Region boundary data
-*-*-

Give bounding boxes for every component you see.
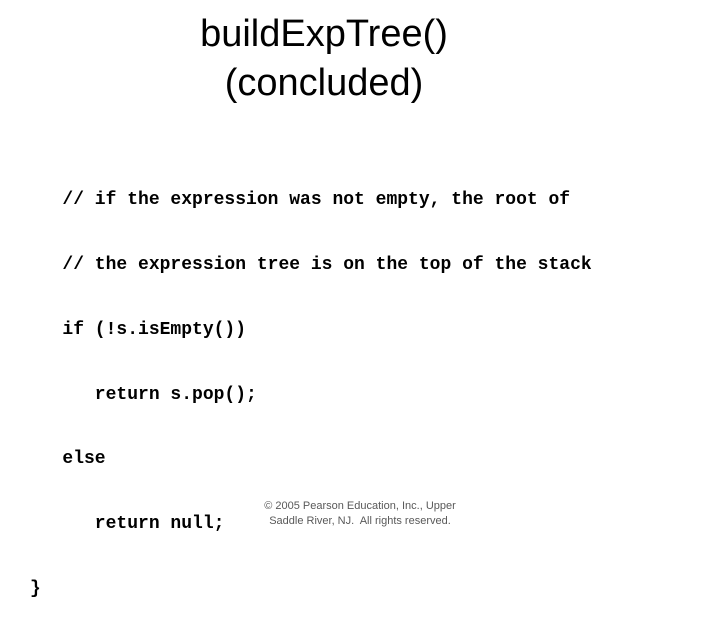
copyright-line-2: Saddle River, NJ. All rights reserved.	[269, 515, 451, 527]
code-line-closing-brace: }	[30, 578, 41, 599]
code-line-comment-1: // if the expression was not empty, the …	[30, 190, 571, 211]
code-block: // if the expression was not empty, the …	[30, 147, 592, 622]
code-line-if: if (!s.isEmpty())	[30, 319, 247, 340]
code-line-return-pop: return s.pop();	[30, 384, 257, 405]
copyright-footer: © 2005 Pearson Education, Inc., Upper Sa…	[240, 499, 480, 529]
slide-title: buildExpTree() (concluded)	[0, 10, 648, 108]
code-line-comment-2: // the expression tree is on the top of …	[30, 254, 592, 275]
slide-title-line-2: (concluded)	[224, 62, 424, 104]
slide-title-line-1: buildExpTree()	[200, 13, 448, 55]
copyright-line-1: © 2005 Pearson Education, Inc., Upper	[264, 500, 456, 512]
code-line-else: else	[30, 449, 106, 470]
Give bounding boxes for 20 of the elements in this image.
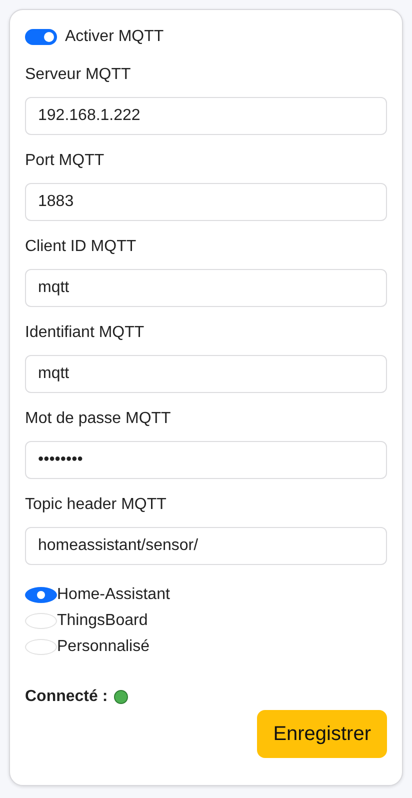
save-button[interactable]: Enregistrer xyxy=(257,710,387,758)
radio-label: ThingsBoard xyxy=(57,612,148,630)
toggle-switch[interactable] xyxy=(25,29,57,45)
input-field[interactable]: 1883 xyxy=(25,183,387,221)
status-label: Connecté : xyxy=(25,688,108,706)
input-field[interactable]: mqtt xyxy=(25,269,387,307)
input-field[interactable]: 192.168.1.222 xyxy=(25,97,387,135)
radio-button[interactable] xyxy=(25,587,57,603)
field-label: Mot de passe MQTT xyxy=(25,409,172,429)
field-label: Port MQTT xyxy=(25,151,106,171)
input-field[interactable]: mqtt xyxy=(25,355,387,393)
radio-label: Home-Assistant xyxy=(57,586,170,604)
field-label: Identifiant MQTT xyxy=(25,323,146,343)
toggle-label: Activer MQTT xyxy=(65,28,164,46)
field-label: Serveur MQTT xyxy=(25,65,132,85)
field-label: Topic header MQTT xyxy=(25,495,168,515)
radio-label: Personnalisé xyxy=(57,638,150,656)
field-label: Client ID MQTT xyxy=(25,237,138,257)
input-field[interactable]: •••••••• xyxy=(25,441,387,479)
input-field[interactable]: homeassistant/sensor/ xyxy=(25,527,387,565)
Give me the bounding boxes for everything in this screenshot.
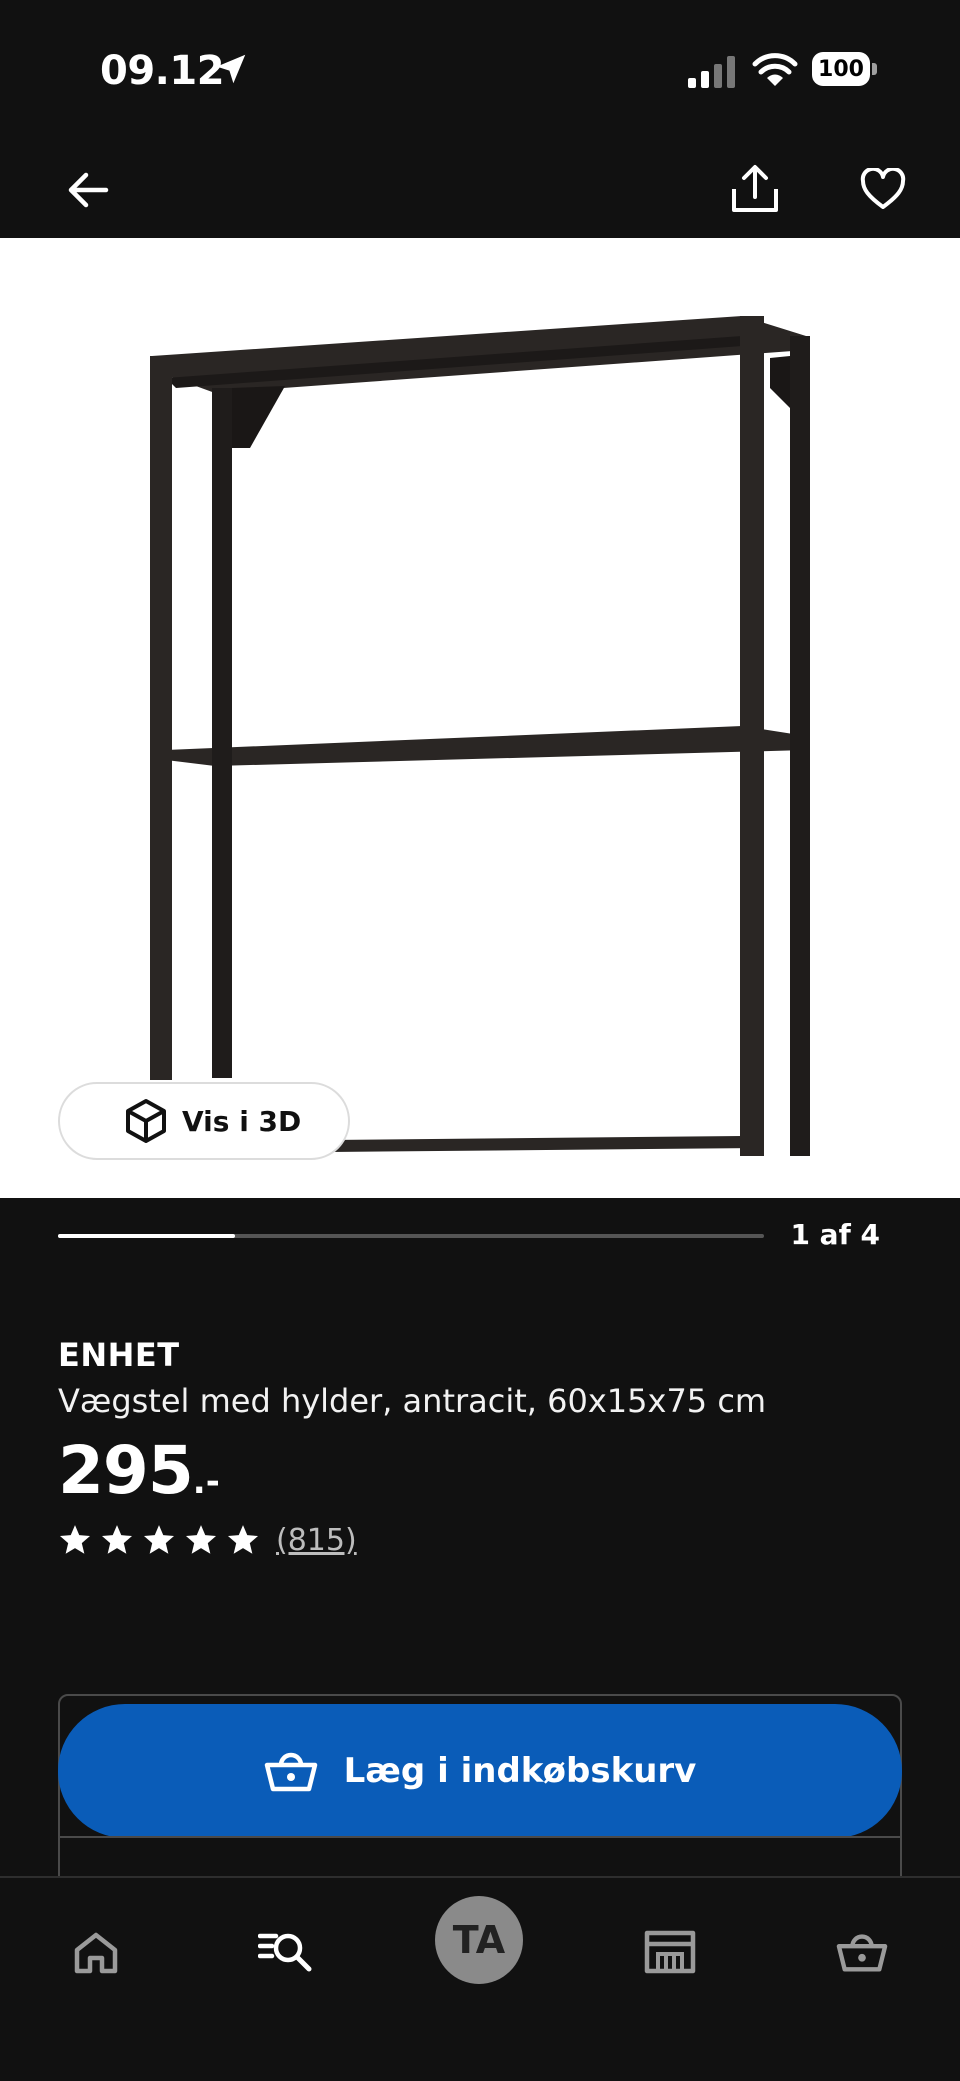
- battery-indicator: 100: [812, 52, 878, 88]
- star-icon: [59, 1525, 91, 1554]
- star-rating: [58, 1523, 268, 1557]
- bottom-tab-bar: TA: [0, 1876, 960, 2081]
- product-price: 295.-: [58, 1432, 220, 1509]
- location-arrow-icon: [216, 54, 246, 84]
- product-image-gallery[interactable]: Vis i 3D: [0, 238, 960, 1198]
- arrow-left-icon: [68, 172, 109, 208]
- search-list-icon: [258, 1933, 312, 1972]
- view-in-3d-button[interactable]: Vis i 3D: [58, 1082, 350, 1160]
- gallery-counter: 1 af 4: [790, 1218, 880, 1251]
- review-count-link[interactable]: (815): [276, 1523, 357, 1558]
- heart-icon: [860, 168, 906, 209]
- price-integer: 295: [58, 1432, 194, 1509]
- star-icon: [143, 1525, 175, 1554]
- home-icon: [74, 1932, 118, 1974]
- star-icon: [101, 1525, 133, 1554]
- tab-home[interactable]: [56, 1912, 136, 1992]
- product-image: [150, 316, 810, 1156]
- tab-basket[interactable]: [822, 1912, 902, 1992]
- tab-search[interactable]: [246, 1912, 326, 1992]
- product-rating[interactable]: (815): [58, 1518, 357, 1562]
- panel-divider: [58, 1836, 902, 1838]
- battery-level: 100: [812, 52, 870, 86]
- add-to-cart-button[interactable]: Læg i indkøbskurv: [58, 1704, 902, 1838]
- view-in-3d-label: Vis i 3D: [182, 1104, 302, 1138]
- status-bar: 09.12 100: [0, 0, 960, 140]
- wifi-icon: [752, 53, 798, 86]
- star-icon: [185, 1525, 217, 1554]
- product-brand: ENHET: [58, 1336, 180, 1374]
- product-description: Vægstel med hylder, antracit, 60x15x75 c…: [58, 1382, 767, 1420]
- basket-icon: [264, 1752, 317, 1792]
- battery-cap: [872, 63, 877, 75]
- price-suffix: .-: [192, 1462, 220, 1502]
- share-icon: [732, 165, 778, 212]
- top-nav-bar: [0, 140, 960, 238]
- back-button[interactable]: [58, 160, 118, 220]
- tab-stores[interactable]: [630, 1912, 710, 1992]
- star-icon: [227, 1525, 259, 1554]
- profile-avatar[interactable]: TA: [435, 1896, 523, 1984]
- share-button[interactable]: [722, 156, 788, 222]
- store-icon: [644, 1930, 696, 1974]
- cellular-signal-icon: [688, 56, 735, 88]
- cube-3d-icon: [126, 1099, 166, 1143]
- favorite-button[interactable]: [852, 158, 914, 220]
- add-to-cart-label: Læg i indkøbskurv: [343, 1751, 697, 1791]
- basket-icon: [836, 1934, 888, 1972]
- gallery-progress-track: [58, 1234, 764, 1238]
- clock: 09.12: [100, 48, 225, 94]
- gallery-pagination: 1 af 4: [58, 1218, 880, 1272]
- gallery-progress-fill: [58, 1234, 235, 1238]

-*-*-

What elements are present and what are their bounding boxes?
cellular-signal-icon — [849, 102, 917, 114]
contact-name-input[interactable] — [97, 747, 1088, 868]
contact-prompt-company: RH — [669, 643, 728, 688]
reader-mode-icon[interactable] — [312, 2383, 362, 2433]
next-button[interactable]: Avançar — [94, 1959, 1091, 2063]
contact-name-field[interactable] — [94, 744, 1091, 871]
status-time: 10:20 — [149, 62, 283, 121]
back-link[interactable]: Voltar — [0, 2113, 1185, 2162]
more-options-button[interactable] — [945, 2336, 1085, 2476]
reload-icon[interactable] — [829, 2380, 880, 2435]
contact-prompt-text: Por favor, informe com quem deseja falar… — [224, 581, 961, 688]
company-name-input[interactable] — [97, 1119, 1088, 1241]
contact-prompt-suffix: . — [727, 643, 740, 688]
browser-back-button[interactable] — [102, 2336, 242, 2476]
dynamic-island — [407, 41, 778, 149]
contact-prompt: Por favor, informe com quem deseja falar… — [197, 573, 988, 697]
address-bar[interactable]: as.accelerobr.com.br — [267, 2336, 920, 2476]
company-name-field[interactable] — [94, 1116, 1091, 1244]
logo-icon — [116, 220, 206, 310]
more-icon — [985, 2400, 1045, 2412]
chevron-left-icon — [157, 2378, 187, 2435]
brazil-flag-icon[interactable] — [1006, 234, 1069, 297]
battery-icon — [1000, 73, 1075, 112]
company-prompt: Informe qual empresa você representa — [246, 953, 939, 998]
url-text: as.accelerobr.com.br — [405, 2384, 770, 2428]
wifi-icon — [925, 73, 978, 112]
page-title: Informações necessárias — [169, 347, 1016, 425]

-*-*-

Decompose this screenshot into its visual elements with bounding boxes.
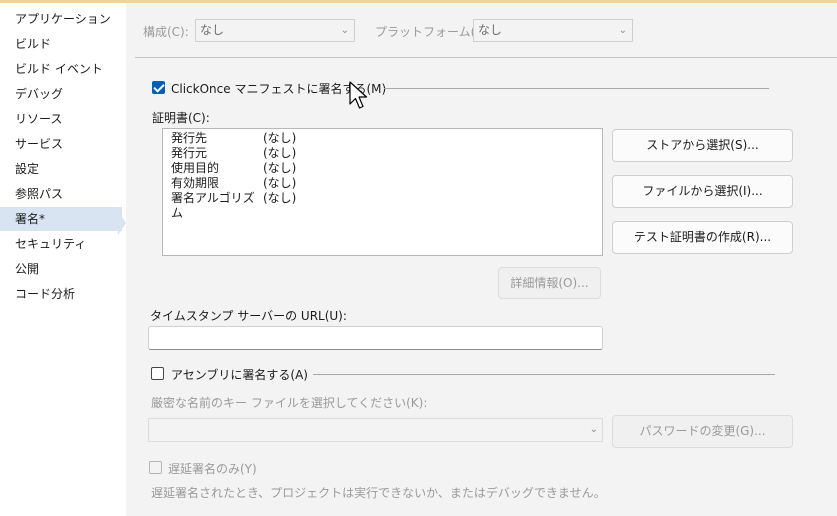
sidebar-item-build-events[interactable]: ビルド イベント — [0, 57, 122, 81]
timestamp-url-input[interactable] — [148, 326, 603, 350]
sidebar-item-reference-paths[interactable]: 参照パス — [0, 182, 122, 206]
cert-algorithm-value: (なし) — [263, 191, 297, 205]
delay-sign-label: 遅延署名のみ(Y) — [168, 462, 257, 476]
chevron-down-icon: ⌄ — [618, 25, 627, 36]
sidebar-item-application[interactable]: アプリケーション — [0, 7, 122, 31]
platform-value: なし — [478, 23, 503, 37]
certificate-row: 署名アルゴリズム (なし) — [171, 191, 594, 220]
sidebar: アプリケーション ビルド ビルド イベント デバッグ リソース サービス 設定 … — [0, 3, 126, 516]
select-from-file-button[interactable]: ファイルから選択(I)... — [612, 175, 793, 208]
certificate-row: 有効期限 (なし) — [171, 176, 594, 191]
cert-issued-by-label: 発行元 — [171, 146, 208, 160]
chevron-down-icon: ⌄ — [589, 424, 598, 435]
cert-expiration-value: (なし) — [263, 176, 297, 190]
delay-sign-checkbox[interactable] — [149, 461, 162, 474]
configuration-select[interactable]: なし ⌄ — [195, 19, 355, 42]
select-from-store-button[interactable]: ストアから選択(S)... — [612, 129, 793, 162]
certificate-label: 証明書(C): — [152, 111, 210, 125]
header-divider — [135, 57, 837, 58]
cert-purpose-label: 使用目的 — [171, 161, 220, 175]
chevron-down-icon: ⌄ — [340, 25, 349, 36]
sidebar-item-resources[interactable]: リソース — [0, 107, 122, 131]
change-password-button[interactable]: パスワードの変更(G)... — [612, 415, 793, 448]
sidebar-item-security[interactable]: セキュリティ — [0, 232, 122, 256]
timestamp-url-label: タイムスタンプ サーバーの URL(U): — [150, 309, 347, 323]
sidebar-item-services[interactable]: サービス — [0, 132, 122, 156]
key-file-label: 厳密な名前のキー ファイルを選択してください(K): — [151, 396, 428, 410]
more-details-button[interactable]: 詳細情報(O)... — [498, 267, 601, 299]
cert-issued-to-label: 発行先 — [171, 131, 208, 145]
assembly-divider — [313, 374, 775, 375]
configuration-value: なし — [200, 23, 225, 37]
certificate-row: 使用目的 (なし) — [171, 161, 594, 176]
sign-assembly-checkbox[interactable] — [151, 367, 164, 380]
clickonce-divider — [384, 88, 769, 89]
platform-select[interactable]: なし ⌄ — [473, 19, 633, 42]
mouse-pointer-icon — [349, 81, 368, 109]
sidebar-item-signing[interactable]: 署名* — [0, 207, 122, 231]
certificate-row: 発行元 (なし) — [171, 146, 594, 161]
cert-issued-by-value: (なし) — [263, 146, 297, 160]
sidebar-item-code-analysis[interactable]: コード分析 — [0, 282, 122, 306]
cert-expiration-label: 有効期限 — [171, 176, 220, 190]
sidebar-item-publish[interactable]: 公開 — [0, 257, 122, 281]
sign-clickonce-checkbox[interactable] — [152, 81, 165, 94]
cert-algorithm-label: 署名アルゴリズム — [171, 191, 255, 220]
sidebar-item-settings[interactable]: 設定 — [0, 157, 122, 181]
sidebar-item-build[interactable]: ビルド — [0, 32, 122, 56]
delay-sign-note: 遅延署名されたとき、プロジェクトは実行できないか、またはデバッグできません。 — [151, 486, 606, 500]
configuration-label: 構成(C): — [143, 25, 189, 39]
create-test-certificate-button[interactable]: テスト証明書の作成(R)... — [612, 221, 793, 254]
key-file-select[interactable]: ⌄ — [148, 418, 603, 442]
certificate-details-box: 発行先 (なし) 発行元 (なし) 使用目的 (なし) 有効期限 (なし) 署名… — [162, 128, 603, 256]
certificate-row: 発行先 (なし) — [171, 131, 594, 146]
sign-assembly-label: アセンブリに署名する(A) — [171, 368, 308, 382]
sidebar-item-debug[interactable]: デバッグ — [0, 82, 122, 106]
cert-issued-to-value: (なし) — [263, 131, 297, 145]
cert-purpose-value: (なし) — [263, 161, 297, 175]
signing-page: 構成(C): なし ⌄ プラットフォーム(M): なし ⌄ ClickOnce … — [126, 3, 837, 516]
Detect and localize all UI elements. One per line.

-*-*-

What is required> Recast the stretch of the listing from the line containing "- battery-indicator: 100: [812, 52, 878, 88]" through the line containing "- gallery-counter: 1", both included, as a Markdown table with the columns Row and Entry. Number each line and omit any blank lines.

Solution below>
| Row | Entry |
|---|---|
| 1 | - battery-indicator: 100: [812, 52, 878, 88] |
| 2 | - star-icon: [59, 1525, 91, 1554] |
| 3 | - star-rating: [58, 1523, 268, 1557] |
| 4 | - bottom-tab-bar: TA: [0, 1876, 960, 2081] |
| 5 | - product-price: 295.-: [58, 1432, 220, 1509] |
| 6 | - location-arrow-icon: [216, 54, 246, 84] |
| 7 | - product-image-gallery[interactable]: Vis i 3D: [0, 238, 960, 1198] |
| 8 | - arrow-left-icon: [68, 172, 109, 208] |
| 9 | - search-list-icon: [258, 1933, 312, 1972] |
| 10 | - view-in-3d-button[interactable]: Vis i 3D: [58, 1082, 350, 1160] |
| 11 | - gallery-counter: 1 af 4: [790, 1218, 880, 1251] |